**What the exercise asks:** Scan the following material for the string "下列说法正确的是" and copy each line in which it appears.

**Dataset excerpts:**
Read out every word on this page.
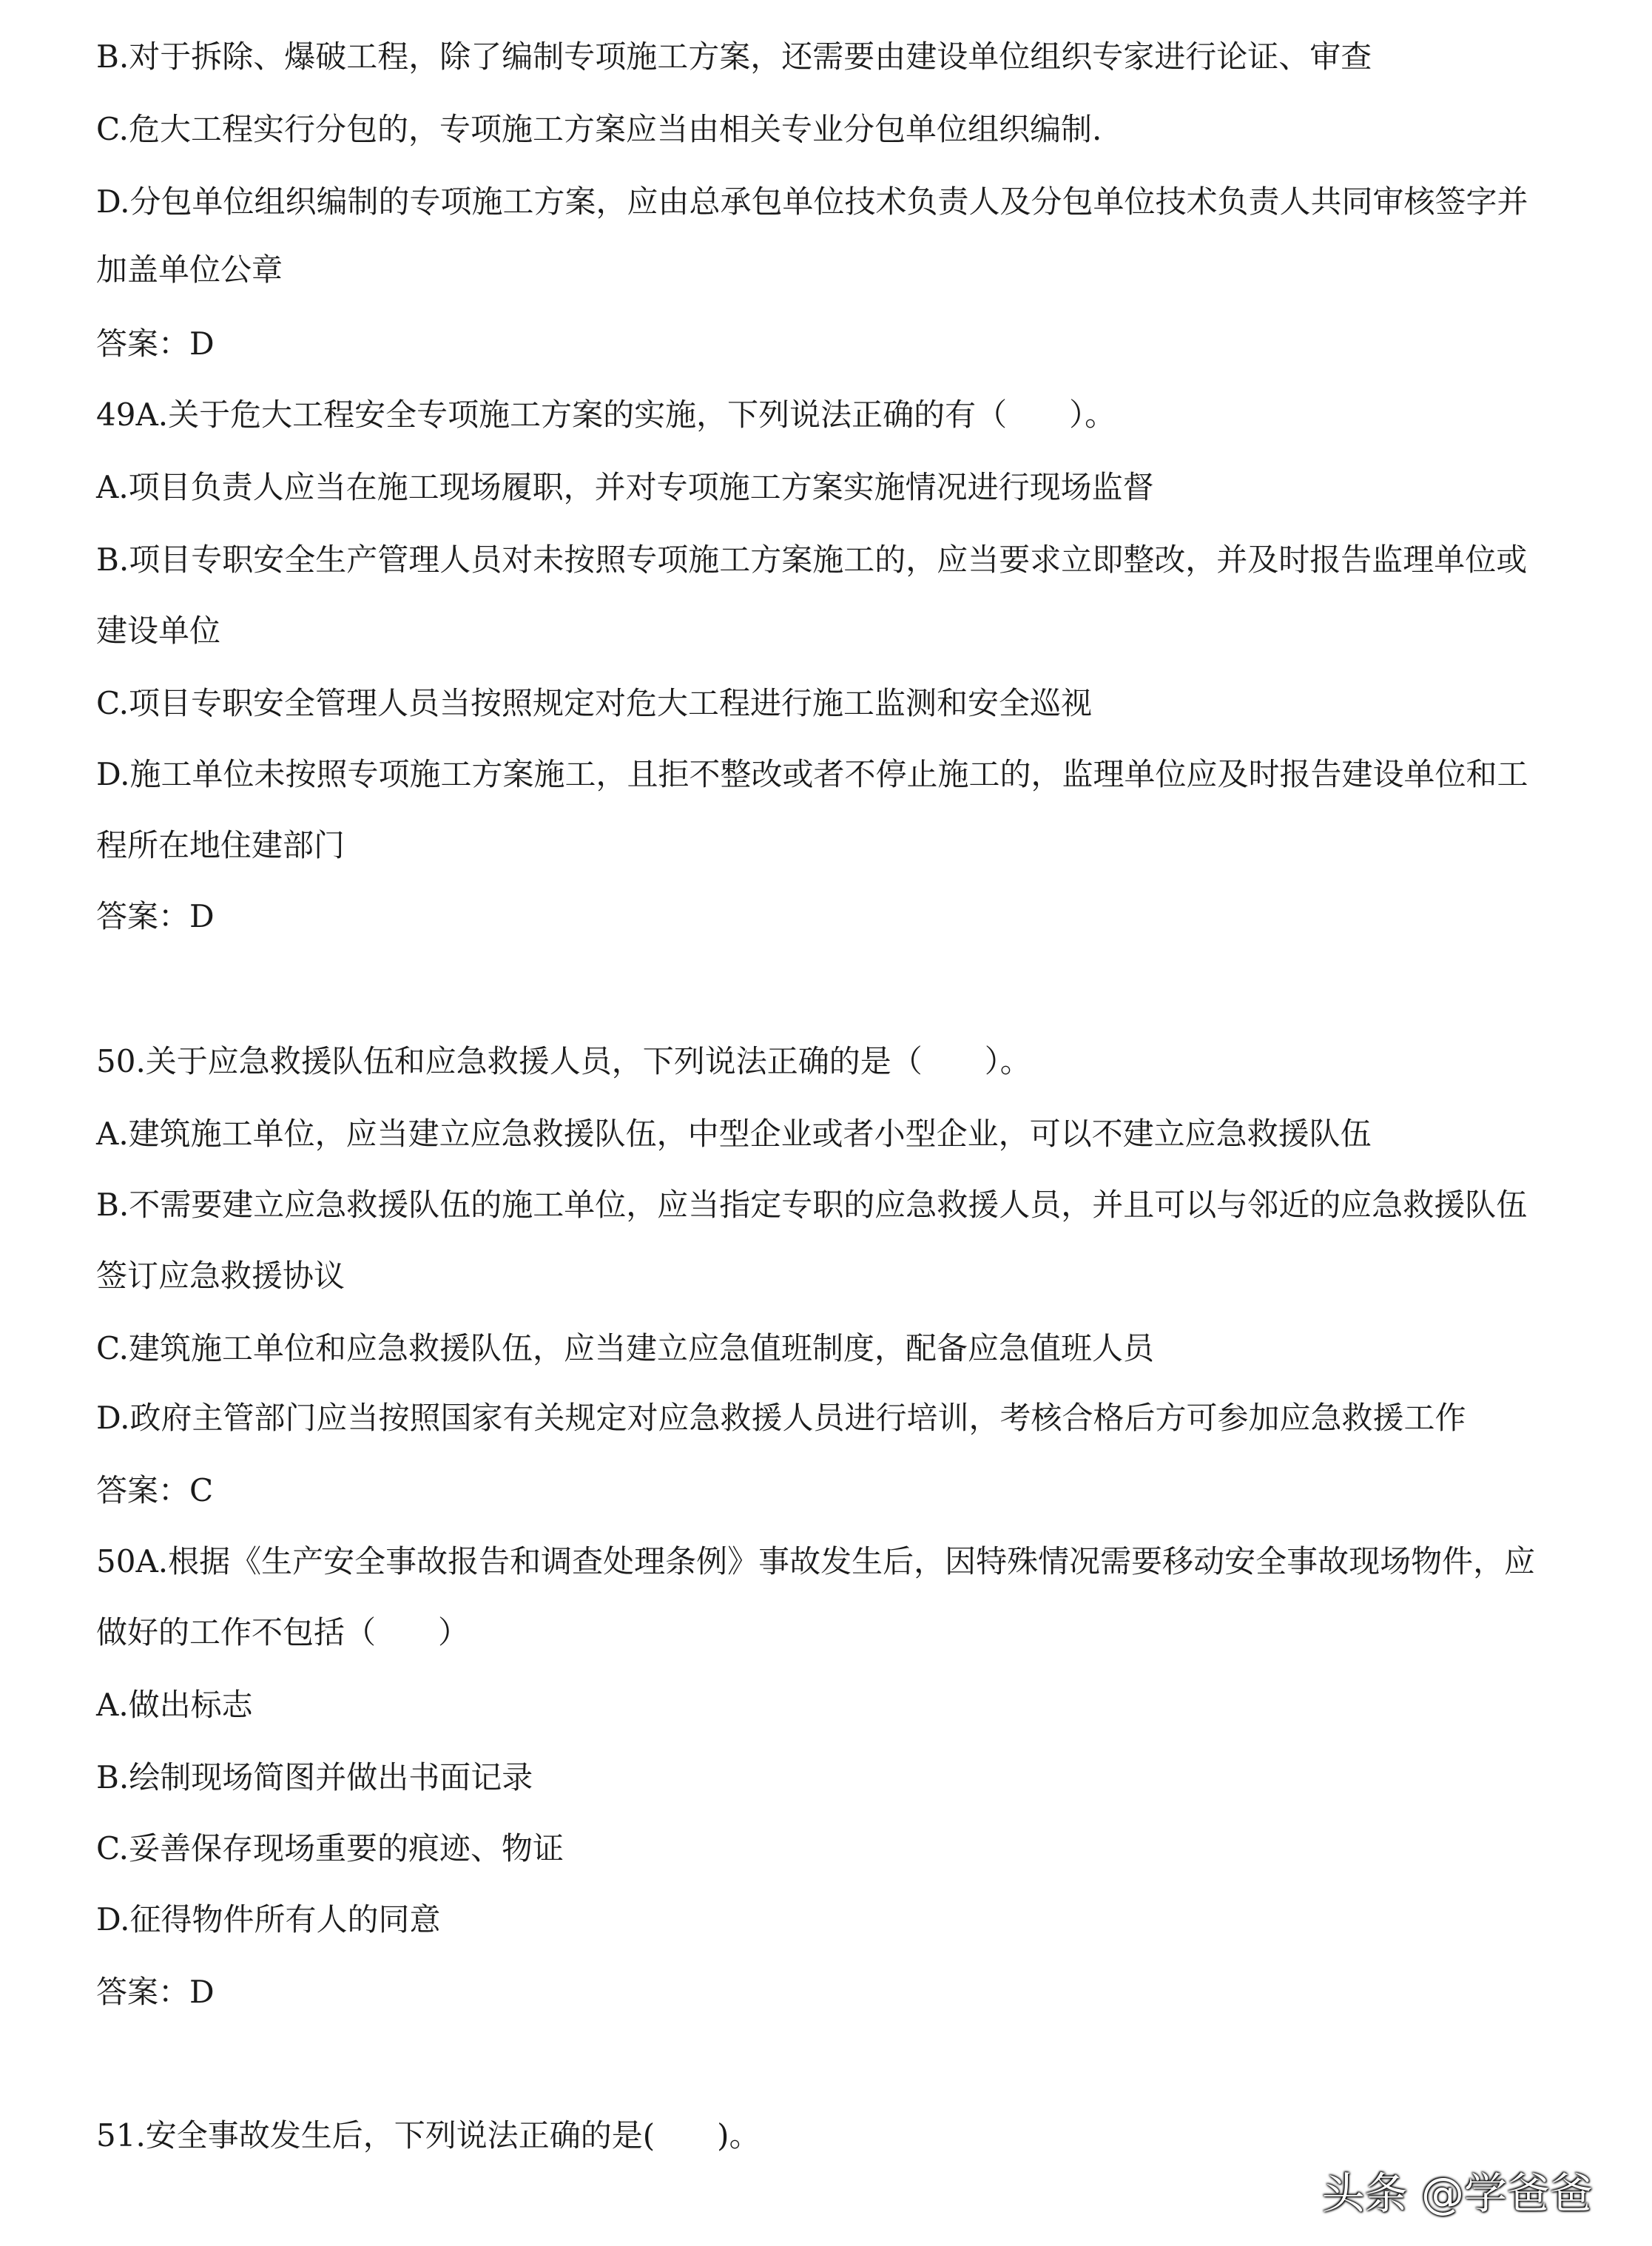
B.对于拆除、爆破工程，除了编制专项施工方案，还需要由建设单位组织专家进行论证、审查
C.危大工程实行分包的，专项施工方案应当由相关专业分包单位组织编制.
D.分包单位组织编制的专项施工方案，应由总承包单位技术负责人及分包单位技术负责人共同审核签字并
加盖单位公章
答案：D
49A.关于危大工程安全专项施工方案的实施，下列说法正确的有（　　）。
A.项目负责人应当在施工现场履职，并对专项施工方案实施情况进行现场监督
B.项目专职安全生产管理人员对未按照专项施工方案施工的，应当要求立即整改，并及时报告监理单位或
建设单位
C.项目专职安全管理人员当按照规定对危大工程进行施工监测和安全巡视
D.施工单位未按照专项施工方案施工，且拒不整改或者不停止施工的，监理单位应及时报告建设单位和工
程所在地住建部门
答案：D
50.关于应急救援队伍和应急救援人员，下列说法正确的是（　　）。
A.建筑施工单位，应当建立应急救援队伍，中型企业或者小型企业，可以不建立应急救援队伍
B.不需要建立应急救援队伍的施工单位，应当指定专职的应急救援人员，并且可以与邻近的应急救援队伍
签订应急救援协议
C.建筑施工单位和应急救援队伍，应当建立应急值班制度，配备应急值班人员
D.政府主管部门应当按照国家有关规定对应急救援人员进行培训，考核合格后方可参加应急救援工作
答案：C
50A.根据《生产安全事故报告和调查处理条例》事故发生后，因特殊情况需要移动安全事故现场物件，应
做好的工作不包括（　　）
A.做出标志
B.绘制现场简图并做出书面记录
C.妥善保存现场重要的痕迹、物证
D.征得物件所有人的同意
答案：D
51.安全事故发生后，下列说法正确的是(　　)。
头条 @学爸爸
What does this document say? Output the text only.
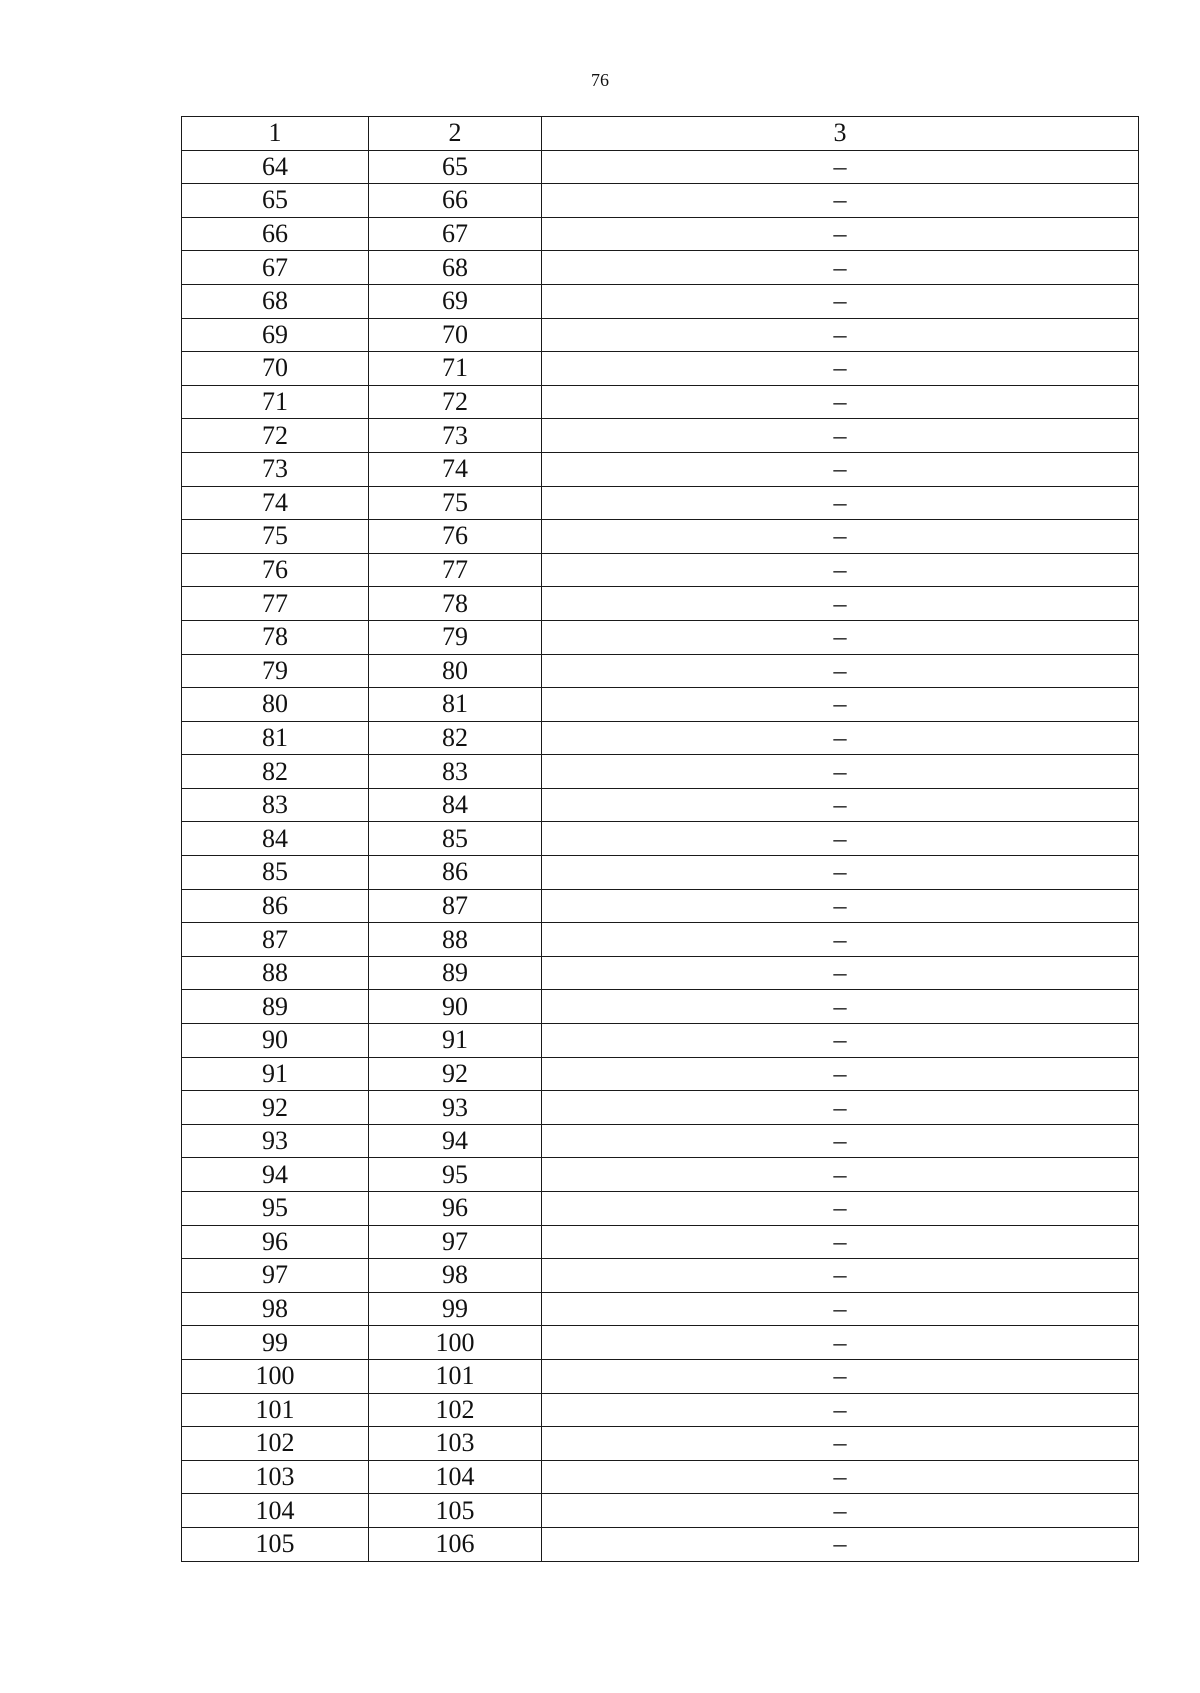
76
1	2	3
64	65	–
65	66	–
66	67	–
67	68	–
68	69	–
69	70	–
70	71	–
71	72	–
72	73	–
73	74	–
74	75	–
75	76	–
76	77	–
77	78	–
78	79	–
79	80	–
80	81	–
81	82	–
82	83	–
83	84	–
84	85	–
85	86	–
86	87	–
87	88	–
88	89	–
89	90	–
90	91	–
91	92	–
92	93	–
93	94	–
94	95	–
95	96	–
96	97	–
97	98	–
98	99	–
99	100	–
100	101	–
101	102	–
102	103	–
103	104	–
104	105	–
105	106	–
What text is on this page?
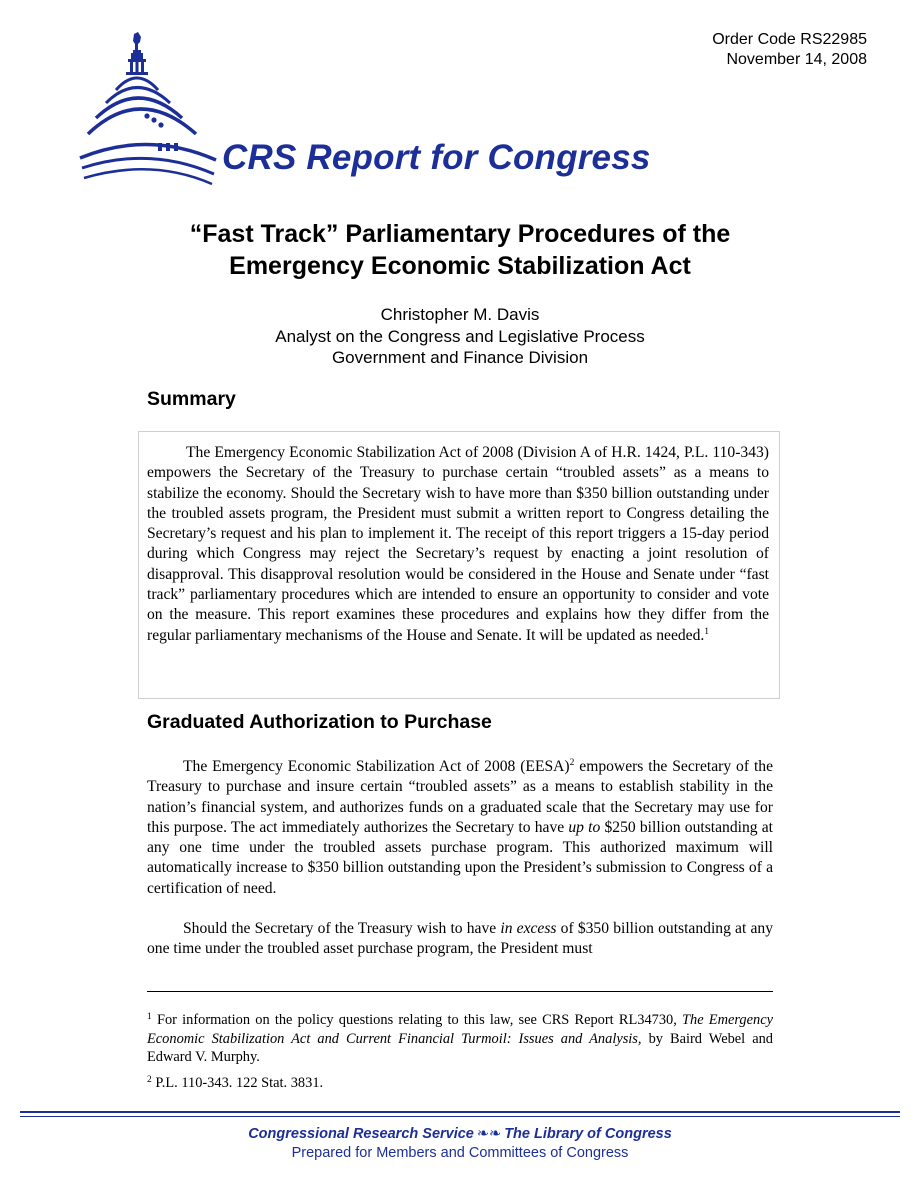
Order Code RS22985
November 14, 2008
CRS Report for Congress
“Fast Track” Parliamentary Procedures of the
Emergency Economic Stabilization Act
Christopher M. Davis
Analyst on the Congress and Legislative Process
Government and Finance Division
Summary
The Emergency Economic Stabilization Act of 2008 (Division A of H.R. 1424, P.L. 110-343) empowers the Secretary of the Treasury to purchase certain “troubled assets” as a means to stabilize the economy. Should the Secretary wish to have more than $350 billion outstanding under the troubled assets program, the President must submit a written report to Congress detailing the Secretary’s request and his plan to implement it. The receipt of this report triggers a 15-day period during which Congress may reject the Secretary’s request by enacting a joint resolution of disapproval. This disapproval resolution would be considered in the House and Senate under “fast track” parliamentary procedures which are intended to ensure an opportunity to consider and vote on the measure. This report examines these procedures and explains how they differ from the regular parliamentary mechanisms of the House and Senate. It will be updated as needed.$^1$
Graduated Authorization to Purchase
The Emergency Economic Stabilization Act of 2008 (EESA)$^2$ empowers the Secretary of the Treasury to purchase and insure certain “troubled assets” as a means to establish stability in the nation’s financial system, and authorizes funds on a graduated scale that the Secretary may use for this purpose. The act immediately authorizes the Secretary to have up to $250 billion outstanding at any one time under the troubled assets purchase program. This authorized maximum will automatically increase to $350 billion outstanding upon the President’s submission to Congress of a certification of need.
Should the Secretary of the Treasury wish to have in excess of $350 billion outstanding at any one time under the troubled asset purchase program, the President must
$^1$ For information on the policy questions relating to this law, see CRS Report RL34730, The Emergency Economic Stabilization Act and Current Financial Turmoil: Issues and Analysis, by Baird Webel and Edward V. Murphy.
$^2$ P.L. 110-343. 122 Stat. 3831.
Congressional Research Service ❧❧ The Library of Congress
Prepared for Members and Committees of Congress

**Output for this exercise:**
50.关于应急救援队伍和应急救援人员，下列说法正确的是（　　）。
51.安全事故发生后，下列说法正确的是(　　)。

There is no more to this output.